── Okuma metni ──
< Yasa'Nin Tekrari 17 >

1 “Tanrınız RAB'be herhangi bir özürü, kusuru olan sığır ya da koyun kurban etmeyeceksiniz. Tanrınız RAB bundan tiksinir.
You shall not sacrifice to Jehovah your God an ox, or a sheep, in which is a blemish, or anything evil; for that is an abomination to Jehovah your God.
2 “Tanrınız RAB'bin size vereceği kentlerin birinde aranızdan O'nun antlaşmasını çiğneyip gözünde kötü olanı yapan bir erkek ya da kadın çıkar
If there is found in the midst of you, within any of your gates which Jehovah your God gives you, man or woman, who does that which is evil in the sight of Jehovah your God, in transgressing his covenant,
3 ve buyruklarıma aykırı olarak gidip başka ilahlara tapar, onların, güneşin, ayın ya da gök cisimlerinin önünde eğilirse
and has gone and served other gods, and worshiped them, or the sun, or the moon, or any of the host of heaven, which I have not commanded;
4 ve bu olay size bildirilirse, duyduklarınızı iyice araştırın. Duyduklarınız doğruysa ve bu iğrenç olayın İsrail'de yapıldığı kanıtlanırsa,
and it be told you, and you have heard of it, then you shall inquire diligently; and look, if it be true, and the thing certain, that such abomination is done in Israel,
5 bu kötülüğü yapan erkeği ya da kadını kentinizin kapısına çıkarın ve taşa tutarak öldürün.
then you shall bring forth that man or that woman, who has done this evil thing, to your gates, even the man or the woman; and you shall stone them to death with stones.
6 Ölmesi gereken, iki ya da üç kişinin tanıklığıyla öldürülecek; bir kişinin tanıklığıyla öldürülmeyecek.
At the mouth of two witnesses, or three witnesses, shall he who is to die be put to death; at the mouth of one witness he shall not be put to death.
───
Ne isteniyor →
Yasa'nın Tekrarı 17 metnine göre şu soruları yanıtlayın:
(a) Tanrınız RAB'be hangi hayvanlar, özürlü ya da kusurlu olduklarında kurban edilmemelidir?
(b) Başka ilahlara taptığı kanıtlanan kişi nereye çıkarılıp nasıl öldürülecektir?
(c) Ölmesi gereken kişi kaç kişinin tanıklığıyla öldürülecektir?
── Listelenen kayıtlar ──
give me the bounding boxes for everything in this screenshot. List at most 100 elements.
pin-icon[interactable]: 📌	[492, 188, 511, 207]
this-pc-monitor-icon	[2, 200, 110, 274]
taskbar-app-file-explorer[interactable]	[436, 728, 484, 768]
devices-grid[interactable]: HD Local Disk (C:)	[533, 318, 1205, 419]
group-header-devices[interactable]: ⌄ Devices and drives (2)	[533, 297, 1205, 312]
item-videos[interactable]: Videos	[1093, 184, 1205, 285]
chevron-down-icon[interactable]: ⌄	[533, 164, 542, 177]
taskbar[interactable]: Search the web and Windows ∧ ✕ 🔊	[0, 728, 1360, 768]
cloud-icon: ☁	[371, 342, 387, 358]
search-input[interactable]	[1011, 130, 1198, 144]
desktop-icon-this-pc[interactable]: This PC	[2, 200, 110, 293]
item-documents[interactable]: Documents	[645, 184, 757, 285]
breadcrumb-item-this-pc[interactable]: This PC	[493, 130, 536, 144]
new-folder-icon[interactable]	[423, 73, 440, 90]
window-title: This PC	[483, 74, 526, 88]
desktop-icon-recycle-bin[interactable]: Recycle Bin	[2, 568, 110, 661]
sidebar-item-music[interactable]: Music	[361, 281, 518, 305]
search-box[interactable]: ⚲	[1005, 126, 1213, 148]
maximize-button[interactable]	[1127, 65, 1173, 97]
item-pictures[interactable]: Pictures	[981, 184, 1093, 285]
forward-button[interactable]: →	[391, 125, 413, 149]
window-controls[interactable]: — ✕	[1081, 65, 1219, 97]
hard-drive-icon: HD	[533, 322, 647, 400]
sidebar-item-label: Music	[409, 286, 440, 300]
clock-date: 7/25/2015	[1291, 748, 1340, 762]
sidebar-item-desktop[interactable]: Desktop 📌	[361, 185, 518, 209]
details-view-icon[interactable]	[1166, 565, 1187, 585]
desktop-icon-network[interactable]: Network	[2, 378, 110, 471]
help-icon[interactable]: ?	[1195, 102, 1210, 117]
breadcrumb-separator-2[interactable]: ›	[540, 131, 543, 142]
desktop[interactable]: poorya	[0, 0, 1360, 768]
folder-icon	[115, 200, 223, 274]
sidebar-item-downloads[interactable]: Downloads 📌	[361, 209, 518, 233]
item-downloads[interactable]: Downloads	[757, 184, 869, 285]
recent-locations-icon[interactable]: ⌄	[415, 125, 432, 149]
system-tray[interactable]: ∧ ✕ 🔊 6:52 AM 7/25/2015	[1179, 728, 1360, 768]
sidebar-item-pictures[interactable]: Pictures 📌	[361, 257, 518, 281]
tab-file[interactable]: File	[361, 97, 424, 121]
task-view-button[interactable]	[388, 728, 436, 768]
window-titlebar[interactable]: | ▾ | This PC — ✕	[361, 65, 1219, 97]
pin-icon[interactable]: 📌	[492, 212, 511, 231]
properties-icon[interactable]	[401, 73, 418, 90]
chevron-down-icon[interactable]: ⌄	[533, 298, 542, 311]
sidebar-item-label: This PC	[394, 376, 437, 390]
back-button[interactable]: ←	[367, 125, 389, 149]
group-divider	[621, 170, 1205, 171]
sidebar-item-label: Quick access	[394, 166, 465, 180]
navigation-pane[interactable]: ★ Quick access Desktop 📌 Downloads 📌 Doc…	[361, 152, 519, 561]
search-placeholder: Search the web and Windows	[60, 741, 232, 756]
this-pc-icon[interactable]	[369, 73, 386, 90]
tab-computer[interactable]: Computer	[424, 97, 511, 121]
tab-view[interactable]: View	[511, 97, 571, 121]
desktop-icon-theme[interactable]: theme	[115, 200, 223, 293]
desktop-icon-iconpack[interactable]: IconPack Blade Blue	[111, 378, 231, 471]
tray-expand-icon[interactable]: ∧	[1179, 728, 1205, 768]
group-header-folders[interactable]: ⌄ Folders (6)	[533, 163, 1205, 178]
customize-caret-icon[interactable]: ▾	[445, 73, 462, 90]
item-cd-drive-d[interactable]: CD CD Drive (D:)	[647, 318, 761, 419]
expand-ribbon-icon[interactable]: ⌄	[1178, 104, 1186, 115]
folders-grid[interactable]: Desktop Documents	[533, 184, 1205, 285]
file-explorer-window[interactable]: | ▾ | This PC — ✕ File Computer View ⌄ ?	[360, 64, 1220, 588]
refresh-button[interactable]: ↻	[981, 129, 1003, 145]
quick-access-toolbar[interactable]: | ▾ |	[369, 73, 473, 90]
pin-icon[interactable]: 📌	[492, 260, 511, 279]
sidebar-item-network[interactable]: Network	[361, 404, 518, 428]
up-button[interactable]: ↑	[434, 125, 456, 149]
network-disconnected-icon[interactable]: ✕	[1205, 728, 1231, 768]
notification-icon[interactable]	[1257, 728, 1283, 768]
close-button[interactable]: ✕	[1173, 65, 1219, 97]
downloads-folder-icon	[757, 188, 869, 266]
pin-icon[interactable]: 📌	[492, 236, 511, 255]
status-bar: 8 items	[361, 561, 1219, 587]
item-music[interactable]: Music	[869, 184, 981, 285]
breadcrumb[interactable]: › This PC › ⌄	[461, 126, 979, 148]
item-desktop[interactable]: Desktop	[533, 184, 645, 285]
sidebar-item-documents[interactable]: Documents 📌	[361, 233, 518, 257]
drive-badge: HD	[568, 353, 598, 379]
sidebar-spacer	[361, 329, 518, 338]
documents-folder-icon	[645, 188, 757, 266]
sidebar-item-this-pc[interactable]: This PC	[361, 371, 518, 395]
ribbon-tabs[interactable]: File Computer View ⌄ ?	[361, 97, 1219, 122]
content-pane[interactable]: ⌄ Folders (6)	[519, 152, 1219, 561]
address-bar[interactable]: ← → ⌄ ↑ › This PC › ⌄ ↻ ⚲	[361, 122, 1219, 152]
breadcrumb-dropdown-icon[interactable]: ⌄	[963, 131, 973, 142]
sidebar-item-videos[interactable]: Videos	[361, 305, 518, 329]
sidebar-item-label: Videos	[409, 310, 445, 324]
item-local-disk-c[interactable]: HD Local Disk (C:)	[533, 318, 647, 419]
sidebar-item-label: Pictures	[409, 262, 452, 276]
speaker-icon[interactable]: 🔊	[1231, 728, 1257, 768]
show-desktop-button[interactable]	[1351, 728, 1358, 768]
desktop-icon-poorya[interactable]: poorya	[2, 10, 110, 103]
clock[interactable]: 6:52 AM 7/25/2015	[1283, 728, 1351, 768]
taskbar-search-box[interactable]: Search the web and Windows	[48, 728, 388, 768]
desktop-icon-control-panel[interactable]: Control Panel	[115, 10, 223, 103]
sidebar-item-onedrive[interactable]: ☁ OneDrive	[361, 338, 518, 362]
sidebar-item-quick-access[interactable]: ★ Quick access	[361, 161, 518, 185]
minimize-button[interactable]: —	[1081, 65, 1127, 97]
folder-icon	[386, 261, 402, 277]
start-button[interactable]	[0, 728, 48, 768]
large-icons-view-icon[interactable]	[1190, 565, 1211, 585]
───
Yanıt aşağıda →
(a) Sığır ya da koyun.
(b) Kentin kapısına çıkarılıp taşa tutularak öldürülecektir.
(c) İki ya da üç kişinin tanıklığıyla öldürülecektir. Tek kişinin tanıklığı yetmez.